Element and region listings:
───
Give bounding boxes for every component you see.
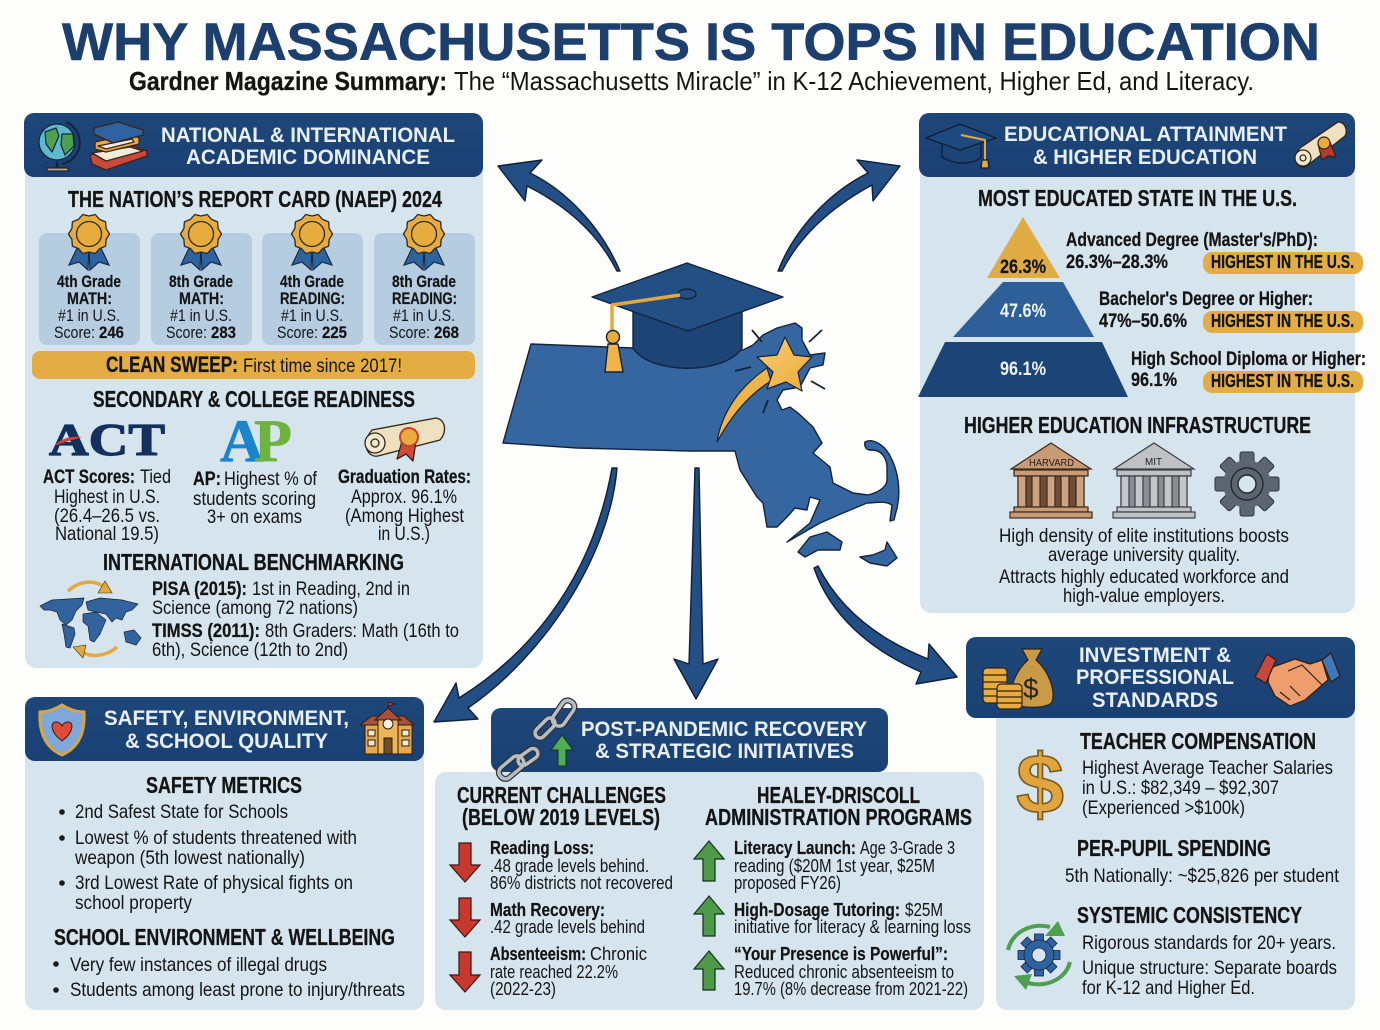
- icon: gold star with tail: [717, 330, 825, 442]
- text: ACT scores: [43, 466, 171, 545]
- text: PISA and TIMSS: Science (among 72 nations): [152, 597, 358, 619]
- panel header: INVESTMENT &: [1079, 644, 1231, 667]
- arrow: literacy launch: [694, 841, 724, 881]
- panel header: [919, 113, 1355, 177]
- label: advanced degree: [1066, 229, 1363, 274]
- block: per-pupil spending: [1065, 835, 1339, 887]
- text: PISA and TIMSS: [152, 578, 459, 661]
- arrow: to national panel: [498, 160, 620, 271]
- text: literacy launch: Age 3-Grade 3: [860, 838, 955, 858]
- label: high school diploma: 96.1%: [1131, 369, 1177, 391]
- arrow: presence: [694, 951, 724, 990]
- list: school environment: Very few instances of illegal drugs: [70, 954, 327, 976]
- callout: clean sweep: CLEAN SWEEP:: [106, 352, 238, 377]
- card: 8th grade reading: #1 in U.S.: [393, 306, 455, 325]
- text: reading loss: Reading Loss:: [490, 838, 594, 858]
- heading: most educated state: MOST EDUCATED STATE IN THE U.S.: [978, 185, 1297, 211]
- card: 8th grade reading: READING:: [392, 289, 457, 308]
- subtitle: [129, 66, 1254, 96]
- text: math recovery: Math Recovery:: [490, 900, 605, 920]
- card: 4th grade math: 4th Grade: [57, 272, 121, 291]
- arrow: to safety panel: [434, 468, 617, 722]
- panel header: [491, 708, 888, 772]
- text: your presence is powerful: 19.7% (8% decrease from 2021-22): [734, 979, 968, 999]
- column: current challenges: CURRENT CHALLENGES: [457, 782, 666, 808]
- text: math recovery: .42 grade levels behind: [490, 917, 645, 937]
- icon: AP logo: A: [220, 408, 264, 474]
- chart: attainment pyramid: [918, 217, 1128, 397]
- text: PISA and TIMSS: 1st in Reading, 2nd in: [252, 578, 410, 600]
- panel: investment and professional standards: [966, 637, 1355, 1010]
- text: absenteeism: (2022-23): [490, 979, 556, 999]
- text: infrastructure description: high-value employers.: [1063, 585, 1225, 607]
- text: ACT scores: National 19.5): [55, 523, 159, 545]
- card: 4th grade math: [39, 214, 140, 345]
- card: 8th grade math: MATH:: [179, 289, 224, 308]
- text: absenteeism: Chronic: [590, 944, 647, 964]
- icon: handshake: [1255, 653, 1340, 706]
- text: graduation rates: (Among Highest: [345, 505, 464, 527]
- text: AP: Highest % of: [224, 468, 317, 490]
- panel header: ACADEMIC DOMINANCE: [186, 146, 430, 169]
- text: tutoring: initiative for literacy & learning loss: [734, 917, 971, 937]
- heading: secondary and college readiness: SECONDARY & COLLEGE READINESS: [93, 386, 415, 412]
- card: 4th grade math: MATH:: [67, 289, 112, 308]
- block: teacher compensation: TEACHER COMPENSATION: [1080, 728, 1316, 754]
- text: your presence is powerful: [734, 944, 968, 999]
- text: your presence is powerful: “Your Presence is Powerful”:: [734, 944, 948, 964]
- arrow: to investment panel: [814, 566, 957, 684]
- text: AP: [193, 468, 317, 528]
- panel header: NATIONAL & INTERNATIONAL: [161, 124, 455, 147]
- text: literacy launch: Literacy Launch:: [734, 838, 856, 858]
- list: school environment: [53, 954, 405, 1001]
- icon: Harvard building: HARVARD: [1029, 457, 1074, 469]
- list: safety metrics: 3rd Lowest Rate of physical fights on: [75, 872, 353, 894]
- icon: MIT building: MIT: [1145, 456, 1163, 468]
- arrow: to attainment panel: [778, 160, 900, 271]
- block: per-pupil spending: PER-PUPIL SPENDING: [1077, 835, 1271, 861]
- icon: ACT logo: ACT: [49, 414, 165, 465]
- icon: cap: [926, 124, 996, 168]
- icon: diploma scroll: [365, 418, 445, 461]
- text: tutoring: High-Dosage Tutoring:: [734, 900, 900, 920]
- icon: gear: [1215, 452, 1279, 516]
- text: PISA and TIMSS: PISA (2015):: [152, 578, 247, 600]
- heading: NAEP: THE NATION’S REPORT CARD (NAEP) 2024: [68, 186, 442, 212]
- icon: broken chain with arrow: [496, 698, 577, 781]
- text: tutoring: $25M: [905, 900, 943, 920]
- text: reading loss: .48 grade levels behind.: [490, 856, 649, 876]
- panel header: & SCHOOL QUALITY: [125, 730, 328, 753]
- heading: safety metrics: SAFETY METRICS: [146, 772, 302, 798]
- text: reading loss: 86% districts not recovered: [490, 873, 673, 893]
- subtitle: Gardner Magazine Summary:: [129, 66, 447, 96]
- text: PISA and TIMSS: TIMSS (2011):: [152, 620, 260, 642]
- card: 8th grade reading: 8th Grade: [392, 272, 456, 291]
- text: ACT scores: Tied: [140, 466, 171, 488]
- panel header: [966, 637, 1355, 718]
- icon: Massachusetts map: [503, 323, 899, 566]
- text: graduation rates: Graduation Rates:: [338, 466, 471, 488]
- panel: safety, environment and school quality: [25, 697, 424, 1010]
- block: teacher compensation: [1080, 728, 1333, 819]
- card: 4th grade reading: [262, 214, 363, 345]
- card: 4th grade reading: #1 in U.S.: [281, 306, 343, 325]
- text: ACT scores: ACT Scores:: [43, 466, 135, 488]
- text: infrastructure description: Attracts highly educated workforce and: [999, 566, 1289, 588]
- heading: school environment: SCHOOL ENVIRONMENT & WELLBEING: [54, 924, 395, 950]
- text: literacy launch: proposed FY26): [734, 873, 841, 893]
- icon: shield with heart: [40, 705, 84, 755]
- text: infrastructure description: High density of elite institutions boosts: [999, 525, 1289, 547]
- block: teacher compensation: in U.S.: $82,349 – $92,307: [1082, 777, 1279, 799]
- panel header: EDUCATIONAL ATTAINMENT: [1004, 123, 1287, 146]
- text: AP: 3+ on exams: [207, 506, 302, 528]
- block: per-pupil spending: 5th Nationally: ~$25,826 per student: [1065, 865, 1339, 887]
- block: systemic consistency: Unique structure: Separate boards: [1082, 957, 1337, 979]
- icon: money bag and coins: [983, 649, 1053, 709]
- card: 8th grade math: Score:: [166, 323, 207, 342]
- panel: educational attainment and higher education: [918, 113, 1366, 613]
- label: advanced degree: 26.3%–28.3%: [1066, 251, 1168, 273]
- arrow: absenteeism: [450, 952, 480, 992]
- text: literacy launch: reading ($20M 1st year, $25M: [734, 856, 935, 876]
- label: advanced degree: Advanced Degree (Master's/PhD):: [1066, 229, 1318, 251]
- chart: attainment pyramid: 26.3%: [1000, 256, 1046, 278]
- block: teacher compensation: Highest Average Teacher Salaries: [1082, 757, 1333, 779]
- card: 8th grade math: 283: [211, 323, 236, 342]
- panel header: & HIGHER EDUCATION: [1033, 146, 1257, 169]
- subtitle: The “Massachusetts Miracle” in K-12 Achievement, Higher Ed, and Literacy.: [454, 66, 1254, 96]
- chart: attainment pyramid: 96.1%: [1000, 358, 1046, 380]
- column: Healey-Driscoll programs: ADMINISTRATION PROGRAMS: [705, 804, 972, 830]
- column: current challenges: (BELOW 2019 LEVELS): [462, 804, 660, 830]
- text: absenteeism: Absenteeism:: [490, 944, 586, 964]
- icon: Harvard building: [1010, 443, 1092, 518]
- panel header: POST-PANDEMIC RECOVERY: [581, 718, 867, 741]
- panel header: [25, 697, 424, 761]
- block: teacher compensation: (Experienced >$100k): [1082, 797, 1245, 819]
- text: PISA and TIMSS: 8th Graders: Math (16th to: [265, 620, 459, 642]
- arrow: math: [450, 898, 480, 937]
- text: AP: AP:: [193, 468, 221, 490]
- text: PISA and TIMSS: 6th), Science (12th to 2nd): [152, 639, 348, 661]
- list: safety metrics: [59, 801, 357, 914]
- panel header: [24, 113, 483, 177]
- list: safety metrics: 2nd Safest State for Schools: [75, 801, 288, 823]
- list: school environment: Students among least prone to injury/threats: [70, 979, 405, 1001]
- icon: scroll: [1295, 122, 1346, 167]
- card: 8th grade math: [151, 214, 252, 345]
- block: systemic consistency: for K-12 and Higher Ed.: [1082, 977, 1255, 999]
- column: Healey-Driscoll programs: HEALEY-DRISCOLL: [757, 782, 920, 808]
- arrow: tutoring: [694, 896, 724, 936]
- panel header: STANDARDS: [1092, 689, 1218, 712]
- text: absenteeism: rate reached 22.2%: [490, 962, 618, 982]
- card: 8th grade reading: Score:: [389, 323, 430, 342]
- text: math recovery: [490, 900, 645, 937]
- central illustration: Massachusetts map with cap and star: [503, 263, 899, 566]
- card: 4th grade reading: 225: [322, 323, 347, 342]
- block: systemic consistency: SYSTEMIC CONSISTENCY: [1077, 902, 1302, 928]
- list: safety metrics: Lowest % of students threatened with: [75, 827, 357, 849]
- text: AP: students scoring: [193, 488, 316, 510]
- label: bachelor's degree: [1099, 288, 1363, 333]
- block: systemic consistency: Rigorous standards for 20+ years.: [1082, 932, 1336, 954]
- label: high school diploma: [1131, 348, 1366, 393]
- column: current challenges: [450, 782, 673, 999]
- card: 8th grade math: #1 in U.S.: [170, 306, 232, 325]
- panel: post-pandemic recovery and strategic initiatives: [435, 698, 984, 1010]
- panel header: & STRATEGIC INITIATIVES: [595, 740, 854, 763]
- text: graduation rates: Approx. 96.1%: [351, 486, 457, 508]
- card: 4th grade reading: 4th Grade: [280, 272, 344, 291]
- icon: graduation cap: [592, 263, 783, 372]
- callout: clean sweep: [32, 351, 475, 379]
- panel header: PROFESSIONAL: [1076, 666, 1234, 689]
- icon: school building: [360, 702, 414, 754]
- text: tutoring: [734, 900, 971, 937]
- card: 4th grade math: Score:: [54, 323, 95, 342]
- card: 4th grade math: 246: [99, 323, 124, 342]
- panel header: SAFETY, ENVIRONMENT,: [104, 707, 349, 730]
- column: Healey-Driscoll programs: [694, 782, 972, 999]
- arrow: reading loss: [450, 843, 480, 882]
- icon: money bag and coins: $: [1023, 673, 1039, 704]
- icon: globe: [39, 122, 80, 171]
- label: bachelor's degree: Bachelor's Degree or Higher:: [1099, 288, 1313, 310]
- panel: national and international academic dominance: [24, 113, 483, 668]
- list: safety metrics: weapon (5th lowest nationally): [74, 847, 305, 869]
- label: bachelor's degree: 47%–50.6%: [1099, 310, 1187, 332]
- card: 4th grade math: #1 in U.S.: [58, 306, 120, 325]
- icon: books: [90, 122, 147, 170]
- text: infrastructure description: average university quality.: [1048, 544, 1240, 566]
- text: ACT scores: Highest in U.S.: [54, 486, 160, 508]
- text: reading loss: [490, 838, 673, 893]
- text: ACT scores: (26.4–26.5 vs.: [54, 505, 160, 527]
- text: literacy launch: [734, 838, 955, 893]
- icon: MIT building: [1113, 443, 1195, 518]
- icon: world map with arrows: [40, 581, 141, 658]
- card: 8th grade math: 8th Grade: [169, 272, 233, 291]
- icon: dollar sign: $: [1016, 737, 1064, 831]
- card: 4th grade reading: READING:: [280, 289, 345, 308]
- block: systemic consistency: [1077, 902, 1337, 999]
- text: your presence is powerful: Reduced chronic absenteeism to: [734, 962, 954, 982]
- icon: AP logo: P: [254, 408, 292, 474]
- icon: gear with cycle arrows: [1008, 921, 1070, 990]
- text: graduation rates: in U.S.): [378, 523, 430, 545]
- chart: attainment pyramid: 47.6%: [1000, 300, 1046, 322]
- callout: clean sweep: First time since 2017!: [243, 355, 402, 377]
- card: 8th grade reading: [374, 214, 475, 345]
- heading: international benchmarking: INTERNATIONAL BENCHMARKING: [103, 549, 404, 575]
- card: 4th grade reading: Score:: [277, 323, 318, 342]
- card: 8th grade reading: 268: [434, 323, 459, 342]
- list: safety metrics: school property: [75, 892, 192, 914]
- text: absenteeism: [490, 944, 647, 999]
- title: WHY MASSACHUSETTS IS TOPS IN EDUCATION: [62, 13, 1320, 72]
- text: graduation rates: [338, 466, 471, 545]
- text: infrastructure description: [999, 525, 1289, 607]
- icon: AP logo: [220, 408, 292, 474]
- arrow: to recovery panel: [674, 468, 718, 699]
───
• The request: Please put the lines of the material from the line containing "- icon: gold" through the line containing "- label: high school diploma: 96.1%: [1131, 369, 1177, 391]", both included, into a Markdown table with the columns Row and Line. Leave out any blank lines.

• Correct result:
| Row | Line |
|---|---|
| 1 | - icon: gold star with tail: [717, 330, 825, 442] |
| 2 | - text: ACT scores: [43, 466, 171, 545] |
| 3 | - text: PISA and TIMSS: Science (among 72 nations): [152, 597, 358, 619] |
| 4 | - panel header: INVESTMENT &: [1079, 644, 1231, 667] |
| 5 | - arrow: literacy launch: [694, 841, 724, 881] |
| 6 | - panel header: [919, 113, 1355, 177] |
| 7 | - label: advanced degree: [1066, 229, 1363, 274] |
| 8 | - block: per-pupil spending: [1065, 835, 1339, 887] |
| 9 | - text: PISA and TIMSS: [152, 578, 459, 661] |
| 10 | - arrow: to national panel: [498, 160, 620, 271] |
| 11 | - text: literacy launch: Age 3-Grade 3: [860, 838, 955, 858] |
| 12 | - label: high school diploma: 96.1%: [1131, 369, 1177, 391] |